Write out every line of the material as it stands, apart from the pictures.

-- start of Records provided --

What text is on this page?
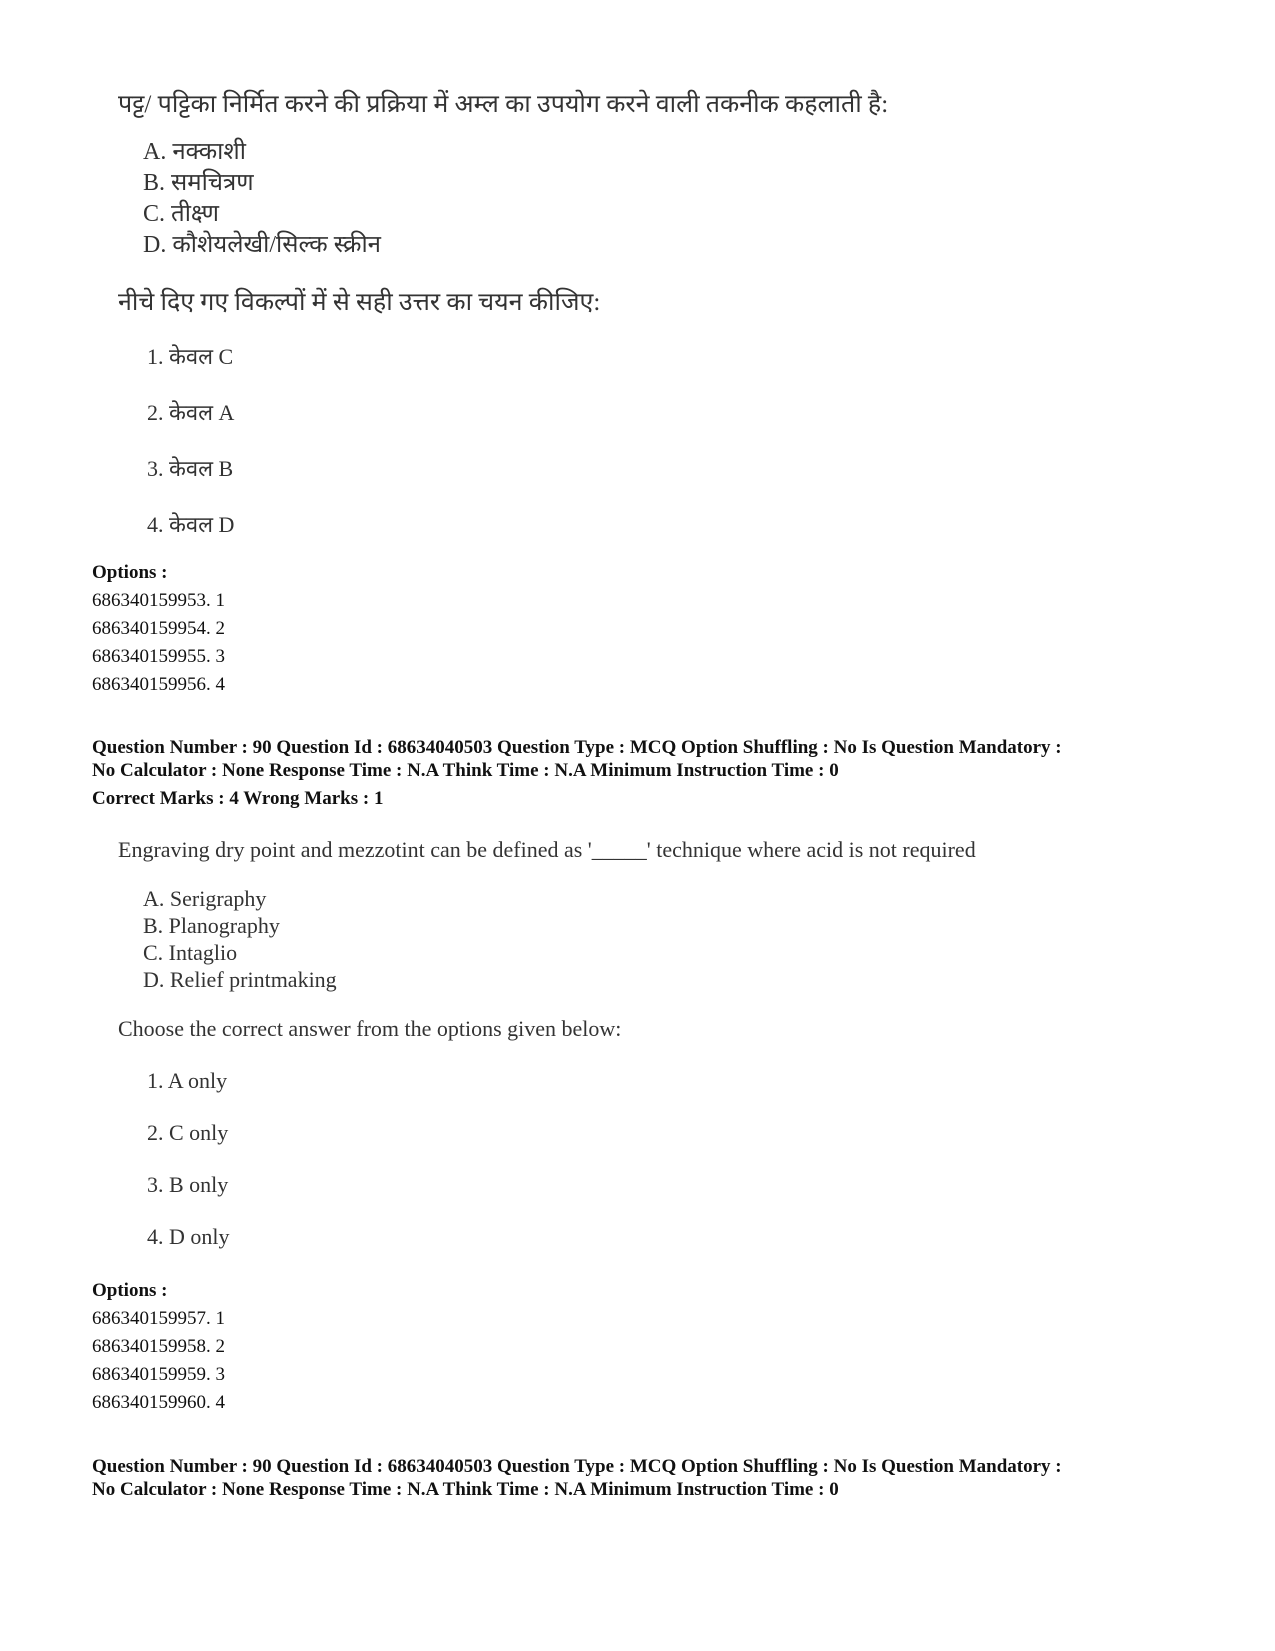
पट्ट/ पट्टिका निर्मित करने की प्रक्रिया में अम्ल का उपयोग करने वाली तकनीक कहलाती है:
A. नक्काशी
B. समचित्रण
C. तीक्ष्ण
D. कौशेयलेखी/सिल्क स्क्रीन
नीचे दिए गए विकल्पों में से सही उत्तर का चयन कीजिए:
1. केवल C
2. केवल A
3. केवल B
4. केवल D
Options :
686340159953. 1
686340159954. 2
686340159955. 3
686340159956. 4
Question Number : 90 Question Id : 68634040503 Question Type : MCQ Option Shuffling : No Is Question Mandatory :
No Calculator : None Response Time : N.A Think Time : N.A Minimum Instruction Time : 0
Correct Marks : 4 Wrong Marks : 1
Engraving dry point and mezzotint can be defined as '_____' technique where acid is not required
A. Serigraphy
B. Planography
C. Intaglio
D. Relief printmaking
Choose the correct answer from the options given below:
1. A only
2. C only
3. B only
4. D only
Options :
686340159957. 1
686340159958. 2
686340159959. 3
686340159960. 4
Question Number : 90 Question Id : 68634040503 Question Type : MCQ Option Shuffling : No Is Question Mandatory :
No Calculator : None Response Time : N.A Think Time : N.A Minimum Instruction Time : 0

-- end of Records provided --

→ The reply
What text is on this page?
पट्ट/ पट्टिका निर्मित करने की प्रक्रिया में अम्ल का उपयोग करने वाली तकनीक कहलाती है:
A. नक्काशी
B. समचित्रण
C. तीक्ष्ण
D. कौशेयलेखी/सिल्क स्क्रीन
नीचे दिए गए विकल्पों में से सही उत्तर का चयन कीजिए:
1. केवल C
2. केवल A
3. केवल B
4. केवल D
Options :
686340159953. 1
686340159954. 2
686340159955. 3
686340159956. 4
Question Number : 90 Question Id : 68634040503 Question Type : MCQ Option Shuffling : No Is Question Mandatory :
No Calculator : None Response Time : N.A Think Time : N.A Minimum Instruction Time : 0
Correct Marks : 4 Wrong Marks : 1
Engraving dry point and mezzotint can be defined as '_____' technique where acid is not required
A. Serigraphy
B. Planography
C. Intaglio
D. Relief printmaking
Choose the correct answer from the options given below:
1. A only
2. C only
3. B only
4. D only
Options :
686340159957. 1
686340159958. 2
686340159959. 3
686340159960. 4
Question Number : 90 Question Id : 68634040503 Question Type : MCQ Option Shuffling : No Is Question Mandatory :
No Calculator : None Response Time : N.A Think Time : N.A Minimum Instruction Time : 0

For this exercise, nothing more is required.